__RECORDS FOR PROCESSING__

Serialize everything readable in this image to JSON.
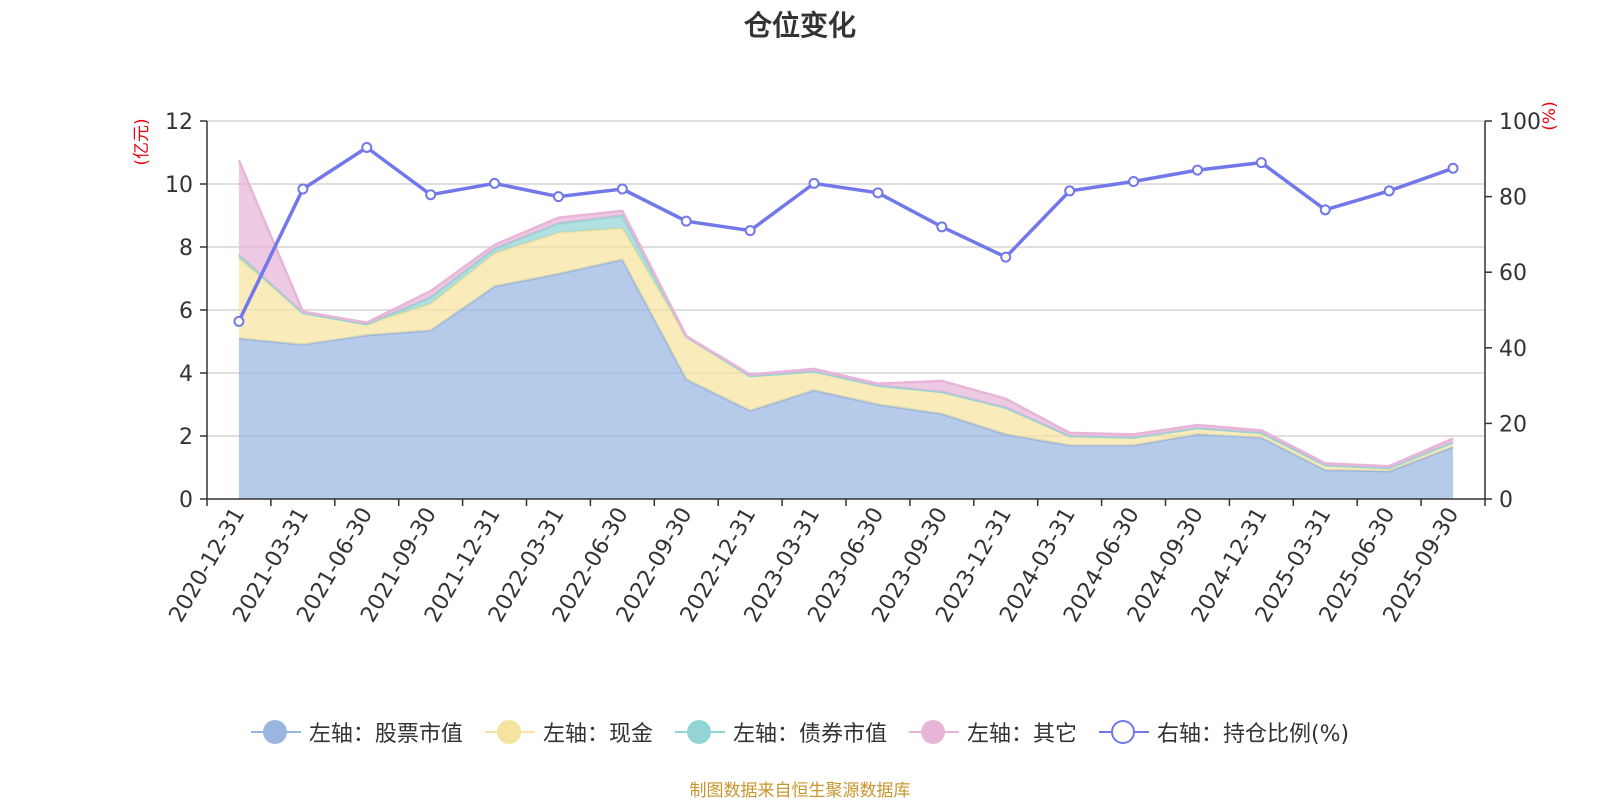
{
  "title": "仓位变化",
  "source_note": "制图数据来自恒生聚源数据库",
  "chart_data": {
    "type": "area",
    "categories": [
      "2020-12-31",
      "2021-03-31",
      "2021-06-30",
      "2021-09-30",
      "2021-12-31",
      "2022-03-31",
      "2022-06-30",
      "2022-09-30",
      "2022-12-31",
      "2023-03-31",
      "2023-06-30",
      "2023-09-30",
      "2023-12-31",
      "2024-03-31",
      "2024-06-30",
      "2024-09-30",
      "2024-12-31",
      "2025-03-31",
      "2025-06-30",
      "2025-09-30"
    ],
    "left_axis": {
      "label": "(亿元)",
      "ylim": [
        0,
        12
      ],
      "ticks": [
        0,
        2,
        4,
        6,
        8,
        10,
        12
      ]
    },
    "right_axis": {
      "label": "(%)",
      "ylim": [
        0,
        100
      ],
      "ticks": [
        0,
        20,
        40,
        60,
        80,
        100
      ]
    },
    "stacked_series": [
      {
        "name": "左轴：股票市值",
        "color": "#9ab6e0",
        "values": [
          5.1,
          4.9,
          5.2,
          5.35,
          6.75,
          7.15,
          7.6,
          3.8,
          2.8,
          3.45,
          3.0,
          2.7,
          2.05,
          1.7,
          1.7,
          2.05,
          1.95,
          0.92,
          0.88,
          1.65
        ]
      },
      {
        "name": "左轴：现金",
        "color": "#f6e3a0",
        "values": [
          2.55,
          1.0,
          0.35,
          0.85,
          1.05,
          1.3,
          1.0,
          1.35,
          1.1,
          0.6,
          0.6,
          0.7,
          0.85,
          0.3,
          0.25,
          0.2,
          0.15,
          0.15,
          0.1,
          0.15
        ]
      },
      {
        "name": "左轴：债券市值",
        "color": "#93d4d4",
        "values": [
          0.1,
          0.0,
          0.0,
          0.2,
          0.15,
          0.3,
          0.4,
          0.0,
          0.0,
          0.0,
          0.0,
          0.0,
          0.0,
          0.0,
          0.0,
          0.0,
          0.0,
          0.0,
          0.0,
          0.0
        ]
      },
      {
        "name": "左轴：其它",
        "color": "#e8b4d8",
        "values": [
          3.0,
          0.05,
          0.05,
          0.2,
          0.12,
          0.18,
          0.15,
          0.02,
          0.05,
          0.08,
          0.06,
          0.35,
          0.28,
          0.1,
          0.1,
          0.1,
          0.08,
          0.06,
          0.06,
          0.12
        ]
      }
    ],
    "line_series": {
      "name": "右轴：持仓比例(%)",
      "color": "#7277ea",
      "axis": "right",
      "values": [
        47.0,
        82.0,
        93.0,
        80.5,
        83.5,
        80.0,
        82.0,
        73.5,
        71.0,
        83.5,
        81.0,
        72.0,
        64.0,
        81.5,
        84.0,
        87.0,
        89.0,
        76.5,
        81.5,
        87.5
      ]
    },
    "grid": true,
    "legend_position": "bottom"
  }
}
...
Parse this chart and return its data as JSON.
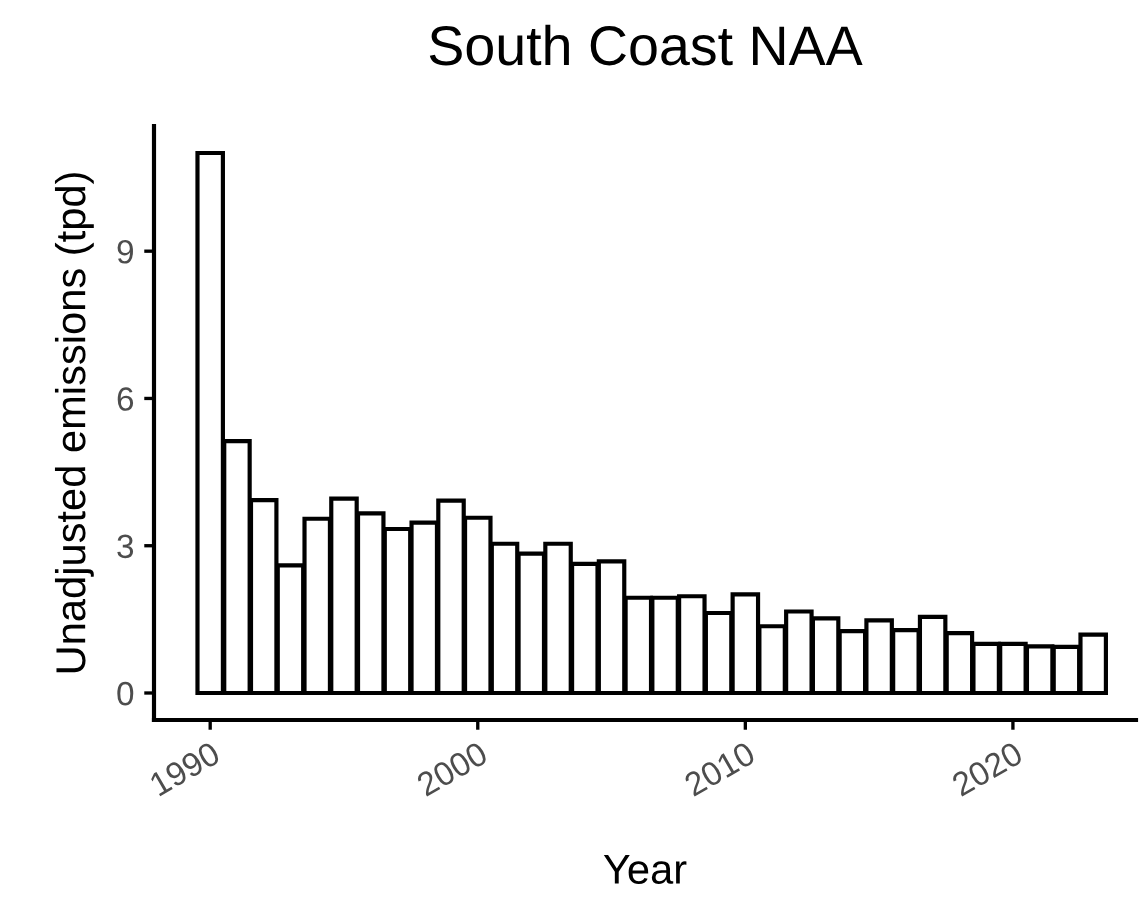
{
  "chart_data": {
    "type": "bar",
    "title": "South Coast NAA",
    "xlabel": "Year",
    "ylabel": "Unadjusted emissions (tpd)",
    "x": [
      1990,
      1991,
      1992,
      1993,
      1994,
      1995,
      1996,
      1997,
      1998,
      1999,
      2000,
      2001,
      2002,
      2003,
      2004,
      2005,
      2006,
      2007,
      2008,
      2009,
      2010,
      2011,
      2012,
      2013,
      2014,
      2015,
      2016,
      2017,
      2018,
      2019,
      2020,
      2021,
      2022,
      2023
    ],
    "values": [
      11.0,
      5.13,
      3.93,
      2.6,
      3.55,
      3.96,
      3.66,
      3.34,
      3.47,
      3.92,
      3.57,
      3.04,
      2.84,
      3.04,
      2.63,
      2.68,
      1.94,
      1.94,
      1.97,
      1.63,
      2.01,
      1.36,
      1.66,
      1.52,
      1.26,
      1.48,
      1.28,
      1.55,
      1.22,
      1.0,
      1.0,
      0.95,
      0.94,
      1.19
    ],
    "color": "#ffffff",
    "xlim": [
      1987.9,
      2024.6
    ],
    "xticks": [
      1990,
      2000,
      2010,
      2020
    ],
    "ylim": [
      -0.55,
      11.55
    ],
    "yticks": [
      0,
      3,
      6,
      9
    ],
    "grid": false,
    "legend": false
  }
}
==
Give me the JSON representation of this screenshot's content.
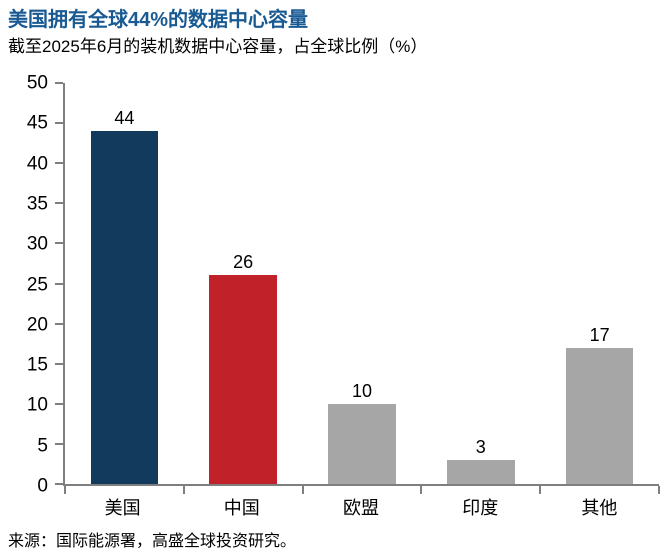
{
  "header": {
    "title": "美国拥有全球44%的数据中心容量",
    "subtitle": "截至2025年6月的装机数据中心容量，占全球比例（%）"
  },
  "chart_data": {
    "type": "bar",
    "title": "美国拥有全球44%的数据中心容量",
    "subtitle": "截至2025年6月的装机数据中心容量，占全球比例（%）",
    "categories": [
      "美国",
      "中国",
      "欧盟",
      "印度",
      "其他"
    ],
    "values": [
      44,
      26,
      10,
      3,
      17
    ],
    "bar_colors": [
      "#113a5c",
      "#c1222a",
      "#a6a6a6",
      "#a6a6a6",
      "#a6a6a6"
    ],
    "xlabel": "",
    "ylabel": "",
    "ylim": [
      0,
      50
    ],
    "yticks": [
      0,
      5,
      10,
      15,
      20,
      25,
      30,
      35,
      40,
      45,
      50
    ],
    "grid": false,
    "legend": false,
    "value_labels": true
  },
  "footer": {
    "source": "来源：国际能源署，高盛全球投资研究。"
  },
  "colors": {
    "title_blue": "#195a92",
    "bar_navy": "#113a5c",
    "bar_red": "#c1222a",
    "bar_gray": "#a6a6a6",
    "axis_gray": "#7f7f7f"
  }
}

__WHAT YOU HAVE TO DO__
Copy every line above in which the string "占全球比例" shows up.

__EXPECTED ANSWER__
    "subtitle": "截至2025年6月的装机数据中心容量，占全球比例（%）"
    "subtitle": "截至2025年6月的装机数据中心容量，占全球比例（%）",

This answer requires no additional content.